1. Generate a correlation matrix for the entire dataset
2. Find correlation between 'Age' and 'Fare'
3. What other possible correlations can be found in the dataset?

In [None]:
import pandas as pd
import matplotlib.pyplot as plt
import seaborn as sns

# Load the Titanic dataset
url = "https://raw.githubusercontent.com/datasciencedojo/datasets/master/titanic.csv"
df = pd.read_csv(url)

# Ensure necessary handling has been done as per previous tasks
# (e.g., missing values)

# Convert categorical variables to numeric for correlation analysis
df_encoded = pd.get_dummies(df, columns=['Sex', 'Embarked'], drop_first=True)

# 1. Generate a correlation matrix for the entire dataset
correlation_matrix = df_encoded.corr()

# Display the correlation matrix
plt.figure(figsize=(12, 8))
sns.heatmap(correlation_matrix, annot=True, fmt=".2f", cmap='coolwarm', square=True, cbar=True)
plt.title('Correlation Matrix')
plt.show()

# 2. Find correlation between 'Age' and 'Fare'
age_fare_correlation = df['Age'].corr(df['Fare'])
print(f"Correlation between 'Age' and 'Fare': {age_fare_correlation:.2f}")

# 3. Explore other possible correlations in the dataset
# You can look for correlations with 'Survived', 'Pclass', 'SibSp', and 'Parch'
correlation_with_survived = correlation_matrix['Survived']
print("\nCorrelation of other features with 'Survived':\n", correlation_with_survived.sort_values(ascending=False))

▸ **MATERIAL PROVIDED**

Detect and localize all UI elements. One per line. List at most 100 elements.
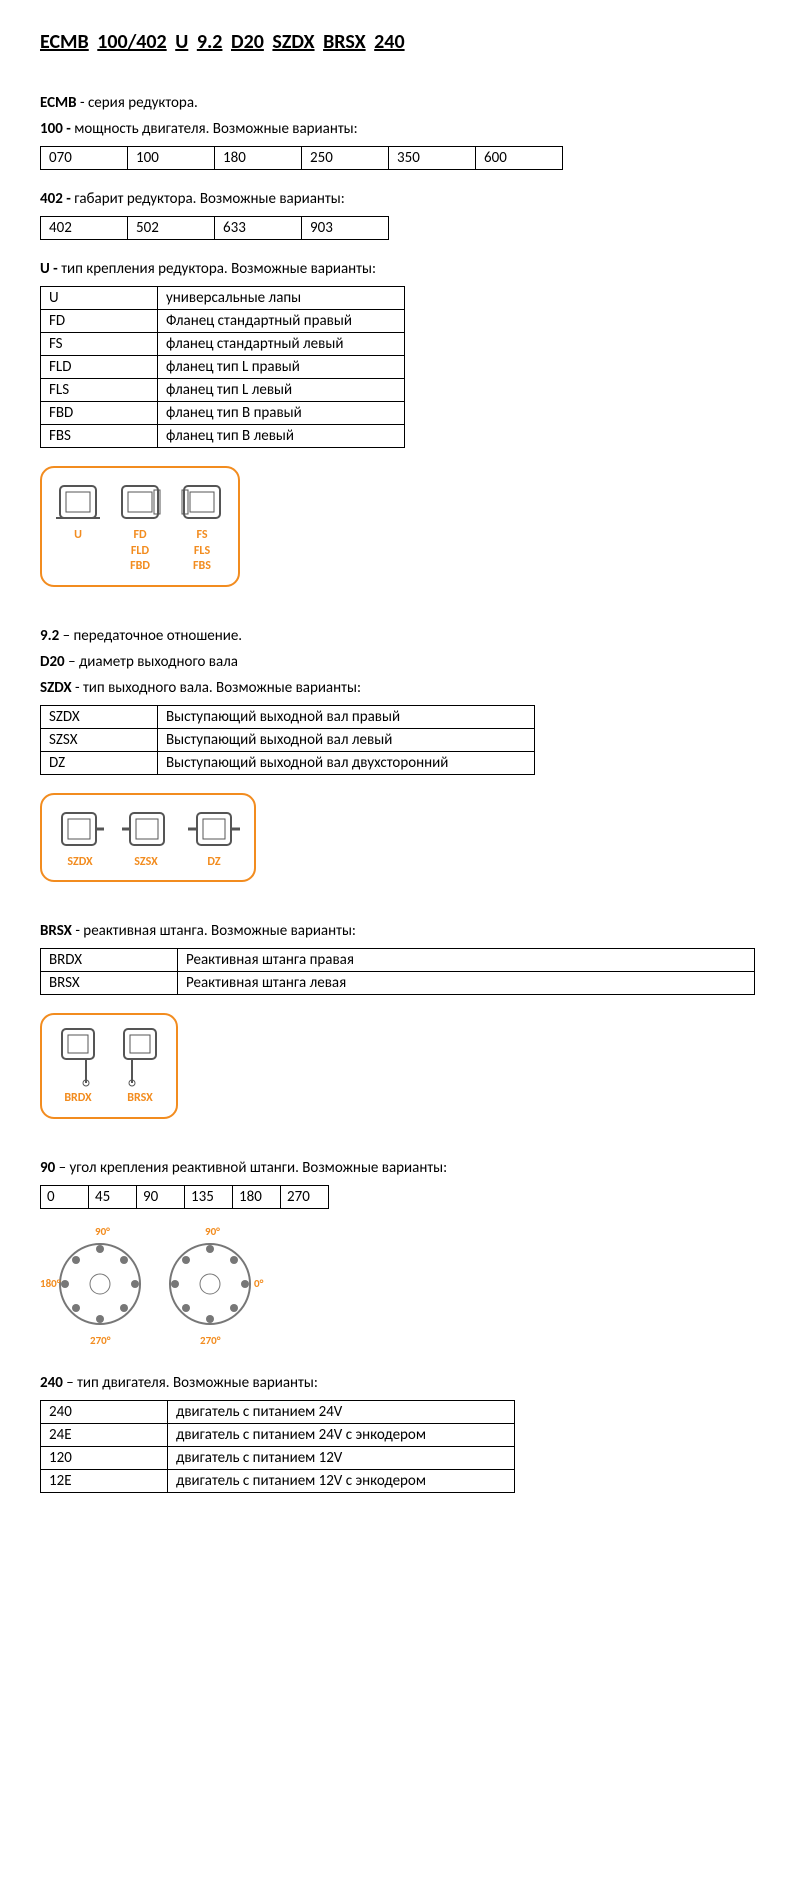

▸ **EXERCISE AIM**
Write out the part of the Titanic correlation code above that begins at the words "# 1. Generate" and stops after "age_fare_correlation = df['Age'].corr(df['Fare'])".

▸ **ANSWER TO THIS EXERCISE**
# 1. Generate a correlation matrix for the entire dataset
correlation_matrix = df_encoded.corr()

# Display the correlation matrix
plt.figure(figsize=(12, 8))
sns.heatmap(correlation_matrix, annot=True, fmt=".2f", cmap='coolwarm', square=True, cbar=True)
plt.title('Correlation Matrix')
plt.show()

# 2. Find correlation between 'Age' and 'Fare'
age_fare_correlation = df['Age'].corr(df['Fare'])